— Start of Records for the task —
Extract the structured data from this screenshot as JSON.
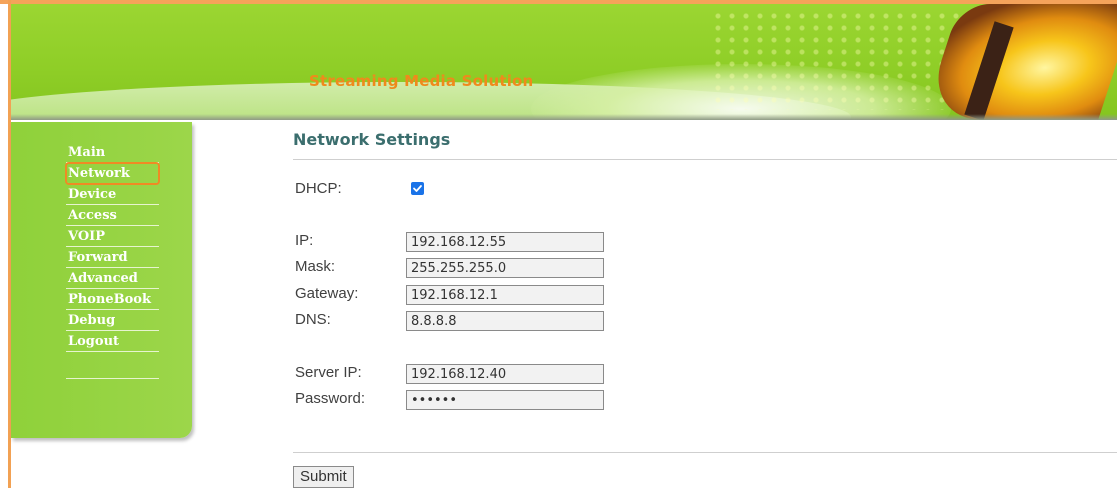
{
  "banner": {
    "title": "Streaming Media Solution"
  },
  "sidebar": {
    "items": [
      {
        "label": "Main"
      },
      {
        "label": "Network"
      },
      {
        "label": "Device"
      },
      {
        "label": "Access"
      },
      {
        "label": "VOIP"
      },
      {
        "label": "Forward"
      },
      {
        "label": "Advanced"
      },
      {
        "label": "PhoneBook"
      },
      {
        "label": "Debug"
      },
      {
        "label": "Logout"
      }
    ],
    "active": "Network"
  },
  "main": {
    "title": "Network Settings",
    "dhcp": {
      "label": "DHCP:",
      "checked": true
    },
    "ip": {
      "label": "IP:",
      "value": "192.168.12.55"
    },
    "mask": {
      "label": "Mask:",
      "value": "255.255.255.0"
    },
    "gateway": {
      "label": "Gateway:",
      "value": "192.168.12.1"
    },
    "dns": {
      "label": "DNS:",
      "value": "8.8.8.8"
    },
    "server_ip": {
      "label": "Server IP:",
      "value": "192.168.12.40"
    },
    "password": {
      "label": "Password:",
      "value": "••••••"
    },
    "submit_label": "Submit"
  },
  "colors": {
    "accent_orange": "#ef8a1c",
    "sidebar_green": "#8fd13a",
    "title_teal": "#3b6e6e",
    "checkbox_blue": "#1a73e8"
  }
}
— End of Records for the task —
The task: Return every line holding the word "Network" from the records.

Output:
        "label": "Network"
    "active": "Network"
    "title": "Network Settings",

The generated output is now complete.